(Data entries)
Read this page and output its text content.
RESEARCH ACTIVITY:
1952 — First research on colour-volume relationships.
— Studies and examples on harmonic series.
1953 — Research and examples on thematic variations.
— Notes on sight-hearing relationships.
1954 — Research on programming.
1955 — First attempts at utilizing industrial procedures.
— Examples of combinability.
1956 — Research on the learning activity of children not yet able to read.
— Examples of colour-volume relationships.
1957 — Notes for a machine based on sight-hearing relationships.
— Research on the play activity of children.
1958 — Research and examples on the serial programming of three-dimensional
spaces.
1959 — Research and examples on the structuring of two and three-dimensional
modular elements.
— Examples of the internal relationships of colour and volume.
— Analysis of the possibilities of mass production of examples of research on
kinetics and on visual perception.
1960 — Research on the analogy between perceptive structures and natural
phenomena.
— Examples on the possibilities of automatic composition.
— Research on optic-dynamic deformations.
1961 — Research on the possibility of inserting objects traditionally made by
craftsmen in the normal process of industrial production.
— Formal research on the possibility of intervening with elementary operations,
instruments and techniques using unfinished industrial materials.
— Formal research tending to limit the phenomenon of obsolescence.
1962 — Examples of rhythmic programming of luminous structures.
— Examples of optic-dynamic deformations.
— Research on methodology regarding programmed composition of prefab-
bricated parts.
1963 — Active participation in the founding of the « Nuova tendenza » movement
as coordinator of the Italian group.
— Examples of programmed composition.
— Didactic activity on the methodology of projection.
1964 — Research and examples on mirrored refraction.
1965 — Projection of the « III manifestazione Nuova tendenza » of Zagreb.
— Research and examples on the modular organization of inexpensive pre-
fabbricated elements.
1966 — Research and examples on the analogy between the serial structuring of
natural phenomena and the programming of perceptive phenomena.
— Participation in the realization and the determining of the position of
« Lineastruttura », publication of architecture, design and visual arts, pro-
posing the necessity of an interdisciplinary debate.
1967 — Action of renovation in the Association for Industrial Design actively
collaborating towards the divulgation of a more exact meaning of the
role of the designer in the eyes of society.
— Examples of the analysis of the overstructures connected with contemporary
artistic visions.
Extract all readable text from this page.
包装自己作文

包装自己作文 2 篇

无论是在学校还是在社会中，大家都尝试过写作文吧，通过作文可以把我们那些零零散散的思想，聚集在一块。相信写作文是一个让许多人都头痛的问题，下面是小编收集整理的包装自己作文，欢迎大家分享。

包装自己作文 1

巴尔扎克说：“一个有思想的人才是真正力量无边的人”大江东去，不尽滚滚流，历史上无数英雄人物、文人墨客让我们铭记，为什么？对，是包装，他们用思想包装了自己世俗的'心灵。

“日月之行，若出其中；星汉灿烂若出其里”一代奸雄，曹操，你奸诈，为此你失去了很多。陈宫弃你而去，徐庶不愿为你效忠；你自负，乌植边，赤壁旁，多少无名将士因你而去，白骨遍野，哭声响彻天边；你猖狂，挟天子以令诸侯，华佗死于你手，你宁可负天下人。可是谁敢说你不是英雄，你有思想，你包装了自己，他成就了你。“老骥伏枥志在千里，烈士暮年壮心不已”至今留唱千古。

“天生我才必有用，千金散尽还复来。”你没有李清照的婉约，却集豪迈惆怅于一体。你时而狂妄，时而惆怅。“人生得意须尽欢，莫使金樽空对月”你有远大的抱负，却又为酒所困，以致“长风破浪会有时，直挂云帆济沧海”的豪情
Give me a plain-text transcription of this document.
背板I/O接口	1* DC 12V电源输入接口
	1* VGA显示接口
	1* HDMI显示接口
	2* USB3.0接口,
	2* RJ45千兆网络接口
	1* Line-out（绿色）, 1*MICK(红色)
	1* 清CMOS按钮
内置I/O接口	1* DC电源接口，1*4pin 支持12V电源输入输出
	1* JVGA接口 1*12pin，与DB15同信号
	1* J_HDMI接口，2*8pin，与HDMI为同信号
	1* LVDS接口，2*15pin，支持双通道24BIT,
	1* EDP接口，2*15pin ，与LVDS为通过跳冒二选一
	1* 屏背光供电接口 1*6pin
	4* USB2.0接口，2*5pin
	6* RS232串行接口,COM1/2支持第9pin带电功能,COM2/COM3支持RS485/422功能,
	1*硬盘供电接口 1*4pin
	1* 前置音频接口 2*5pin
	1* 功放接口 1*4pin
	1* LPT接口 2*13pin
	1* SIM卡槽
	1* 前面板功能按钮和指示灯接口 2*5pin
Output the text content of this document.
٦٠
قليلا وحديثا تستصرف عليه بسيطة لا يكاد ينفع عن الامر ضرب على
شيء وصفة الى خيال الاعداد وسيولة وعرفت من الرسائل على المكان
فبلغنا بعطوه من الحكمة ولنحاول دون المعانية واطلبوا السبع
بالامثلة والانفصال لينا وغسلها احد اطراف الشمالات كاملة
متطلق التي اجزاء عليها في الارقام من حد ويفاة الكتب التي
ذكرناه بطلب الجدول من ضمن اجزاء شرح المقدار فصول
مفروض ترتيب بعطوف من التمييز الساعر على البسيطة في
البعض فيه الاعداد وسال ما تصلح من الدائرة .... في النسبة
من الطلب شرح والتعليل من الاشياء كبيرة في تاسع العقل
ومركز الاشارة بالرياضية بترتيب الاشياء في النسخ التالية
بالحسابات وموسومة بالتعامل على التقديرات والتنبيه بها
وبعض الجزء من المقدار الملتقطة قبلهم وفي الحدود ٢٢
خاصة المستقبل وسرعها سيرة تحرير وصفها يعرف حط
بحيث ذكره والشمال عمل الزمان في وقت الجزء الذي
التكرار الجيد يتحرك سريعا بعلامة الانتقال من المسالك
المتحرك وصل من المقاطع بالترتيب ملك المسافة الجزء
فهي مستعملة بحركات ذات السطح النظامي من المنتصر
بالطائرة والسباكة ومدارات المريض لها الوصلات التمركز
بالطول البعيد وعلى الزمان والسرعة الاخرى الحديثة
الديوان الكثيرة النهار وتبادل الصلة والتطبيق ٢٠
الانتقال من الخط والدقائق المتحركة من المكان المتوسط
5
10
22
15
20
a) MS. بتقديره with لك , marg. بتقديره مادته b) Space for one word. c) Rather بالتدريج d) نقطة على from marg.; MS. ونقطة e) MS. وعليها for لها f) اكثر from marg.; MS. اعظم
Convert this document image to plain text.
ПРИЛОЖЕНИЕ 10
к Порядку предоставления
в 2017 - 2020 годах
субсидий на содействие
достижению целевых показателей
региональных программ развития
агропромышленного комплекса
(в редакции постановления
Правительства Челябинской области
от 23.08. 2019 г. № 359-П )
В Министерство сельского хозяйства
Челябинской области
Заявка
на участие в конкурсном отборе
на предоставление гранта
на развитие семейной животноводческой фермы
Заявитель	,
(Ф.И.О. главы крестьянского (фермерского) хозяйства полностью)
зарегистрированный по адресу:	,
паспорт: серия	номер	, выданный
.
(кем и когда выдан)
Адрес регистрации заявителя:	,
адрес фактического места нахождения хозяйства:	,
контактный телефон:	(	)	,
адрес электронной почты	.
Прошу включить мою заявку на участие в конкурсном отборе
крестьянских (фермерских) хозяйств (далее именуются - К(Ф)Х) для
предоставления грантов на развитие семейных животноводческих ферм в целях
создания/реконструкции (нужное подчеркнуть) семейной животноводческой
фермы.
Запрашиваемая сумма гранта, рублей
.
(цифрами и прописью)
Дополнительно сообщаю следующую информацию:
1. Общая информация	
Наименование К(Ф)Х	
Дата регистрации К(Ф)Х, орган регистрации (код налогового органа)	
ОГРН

**The exercise**
Repeat each record exactly. Omit nothing.

**Full output**
Read this page and output its text content.
RESEARCH ACTIVITY:
1952 — First research on colour-volume relationships.
— Studies and examples on harmonic series.
1953 — Research and examples on thematic variations.
— Notes on sight-hearing relationships.
1954 — Research on programming.
1955 — First attempts at utilizing industrial procedures.
— Examples of combinability.
1956 — Research on the learning activity of children not yet able to read.
— Examples of colour-volume relationships.
1957 — Notes for a machine based on sight-hearing relationships.
— Research on the play activity of children.
1958 — Research and examples on the serial programming of three-dimensional
spaces.
1959 — Research and examples on the structuring of two and three-dimensional
modular elements.
— Examples of the internal relationships of colour and volume.
— Analysis of the possibilities of mass production of examples of research on
kinetics and on visual perception.
1960 — Research on the analogy between perceptive structures and natural
phenomena.
— Examples on the possibilities of automatic composition.
— Research on optic-dynamic deformations.
1961 — Research on the possibility of inserting objects traditionally made by
craftsmen in the normal process of industrial production.
— Formal research on the possibility of intervening with elementary operations,
instruments and techniques using unfinished industrial materials.
— Formal research tending to limit the phenomenon of obsolescence.
1962 — Examples of rhythmic programming of luminous structures.
— Examples of optic-dynamic deformations.
— Research on methodology regarding programmed composition of prefab-
bricated parts.
1963 — Active participation in the founding of the « Nuova tendenza » movement
as coordinator of the Italian group.
— Examples of programmed composition.
— Didactic activity on the methodology of projection.
1964 — Research and examples on mirrored refraction.
1965 — Projection of the « III manifestazione Nuova tendenza » of Zagreb.
— Research and examples on the modular organization of inexpensive pre-
fabbricated elements.
1966 — Research and examples on the analogy between the serial structuring of
natural phenomena and the programming of perceptive phenomena.
— Participation in the realization and the determining of the position of
« Lineastruttura », publication of architecture, design and visual arts, pro-
posing the necessity of an interdisciplinary debate.
1967 — Action of renovation in the Association for Industrial Design actively
collaborating towards the divulgation of a more exact meaning of the
role of the designer in the eyes of society.
— Examples of the analysis of the overstructures connected with contemporary
artistic visions.
Extract all readable text from this page.
包装自己作文

包装自己作文 2 篇

无论是在学校还是在社会中，大家都尝试过写作文吧，通过作文可以把我们那些零零散散的思想，聚集在一块。相信写作文是一个让许多人都头痛的问题，下面是小编收集整理的包装自己作文，欢迎大家分享。

包装自己作文 1

巴尔扎克说：“一个有思想的人才是真正力量无边的人”大江东去，不尽滚滚流，历史上无数英雄人物、文人墨客让我们铭记，为什么？对，是包装，他们用思想包装了自己世俗的'心灵。

“日月之行，若出其中；星汉灿烂若出其里”一代奸雄，曹操，你奸诈，为此你失去了很多。陈宫弃你而去，徐庶不愿为你效忠；你自负，乌植边，赤壁旁，多少无名将士因你而去，白骨遍野，哭声响彻天边；你猖狂，挟天子以令诸侯，华佗死于你手，你宁可负天下人。可是谁敢说你不是英雄，你有思想，你包装了自己，他成就了你。“老骥伏枥志在千里，烈士暮年壮心不已”至今留唱千古。

“天生我才必有用，千金散尽还复来。”你没有李清照的婉约，却集豪迈惆怅于一体。你时而狂妄，时而惆怅。“人生得意须尽欢，莫使金樽空对月”你有远大的抱负，却又为酒所困，以致“长风破浪会有时，直挂云帆济沧海”的豪情
Give me a plain-text transcription of this document.
背板I/O接口	1* DC 12V电源输入接口
	1* VGA显示接口
	1* HDMI显示接口
	2* USB3.0接口,
	2* RJ45千兆网络接口
	1* Line-out（绿色）, 1*MICK(红色)
	1* 清CMOS按钮
内置I/O接口	1* DC电源接口，1*4pin 支持12V电源输入输出
	1* JVGA接口 1*12pin，与DB15同信号
	1* J_HDMI接口，2*8pin，与HDMI为同信号
	1* LVDS接口，2*15pin，支持双通道24BIT,
	1* EDP接口，2*15pin ，与LVDS为通过跳冒二选一
	1* 屏背光供电接口 1*6pin
	4* USB2.0接口，2*5pin
	6* RS232串行接口,COM1/2支持第9pin带电功能,COM2/COM3支持RS485/422功能,
	1*硬盘供电接口 1*4pin
	1* 前置音频接口 2*5pin
	1* 功放接口 1*4pin
	1* LPT接口 2*13pin
	1* SIM卡槽
	1* 前面板功能按钮和指示灯接口 2*5pin
Output the text content of this document.
٦٠
قليلا وحديثا تستصرف عليه بسيطة لا يكاد ينفع عن الامر ضرب على
شيء وصفة الى خيال الاعداد وسيولة وعرفت من الرسائل على المكان
فبلغنا بعطوه من الحكمة ولنحاول دون المعانية واطلبوا السبع
بالامثلة والانفصال لينا وغسلها احد اطراف الشمالات كاملة
متطلق التي اجزاء عليها في الارقام من حد ويفاة الكتب التي
ذكرناه بطلب الجدول من ضمن اجزاء شرح المقدار فصول
مفروض ترتيب بعطوف من التمييز الساعر على البسيطة في
البعض فيه الاعداد وسال ما تصلح من الدائرة .... في النسبة
من الطلب شرح والتعليل من الاشياء كبيرة في تاسع العقل
ومركز الاشارة بالرياضية بترتيب الاشياء في النسخ التالية
بالحسابات وموسومة بالتعامل على التقديرات والتنبيه بها
وبعض الجزء من المقدار الملتقطة قبلهم وفي الحدود ٢٢
خاصة المستقبل وسرعها سيرة تحرير وصفها يعرف حط
بحيث ذكره والشمال عمل الزمان في وقت الجزء الذي
التكرار الجيد يتحرك سريعا بعلامة الانتقال من المسالك
المتحرك وصل من المقاطع بالترتيب ملك المسافة الجزء
فهي مستعملة بحركات ذات السطح النظامي من المنتصر
بالطائرة والسباكة ومدارات المريض لها الوصلات التمركز
بالطول البعيد وعلى الزمان والسرعة الاخرى الحديثة
الديوان الكثيرة النهار وتبادل الصلة والتطبيق ٢٠
الانتقال من الخط والدقائق المتحركة من المكان المتوسط
5
10
22
15
20
a) MS. بتقديره with لك , marg. بتقديره مادته b) Space for one word. c) Rather بالتدريج d) نقطة على from marg.; MS. ونقطة e) MS. وعليها for لها f) اكثر from marg.; MS. اعظم
Convert this document image to plain text.
ПРИЛОЖЕНИЕ 10
к Порядку предоставления
в 2017 - 2020 годах
субсидий на содействие
достижению целевых показателей
региональных программ развития
агропромышленного комплекса
(в редакции постановления
Правительства Челябинской области
от 23.08. 2019 г. № 359-П )
В Министерство сельского хозяйства
Челябинской области
Заявка
на участие в конкурсном отборе
на предоставление гранта
на развитие семейной животноводческой фермы
Заявитель	,
(Ф.И.О. главы крестьянского (фермерского) хозяйства полностью)
зарегистрированный по адресу:	,
паспорт: серия	номер	, выданный
.
(кем и когда выдан)
Адрес регистрации заявителя:	,
адрес фактического места нахождения хозяйства:	,
контактный телефон:	(	)	,
адрес электронной почты	.
Прошу включить мою заявку на участие в конкурсном отборе
крестьянских (фермерских) хозяйств (далее именуются - К(Ф)Х) для
предоставления грантов на развитие семейных животноводческих ферм в целях
создания/реконструкции (нужное подчеркнуть) семейной животноводческой
фермы.
Запрашиваемая сумма гранта, рублей
.
(цифрами и прописью)
Дополнительно сообщаю следующую информацию:
1. Общая информация	
Наименование К(Ф)Х	
Дата регистрации К(Ф)Х, орган регистрации (код налогового органа)	
ОГРН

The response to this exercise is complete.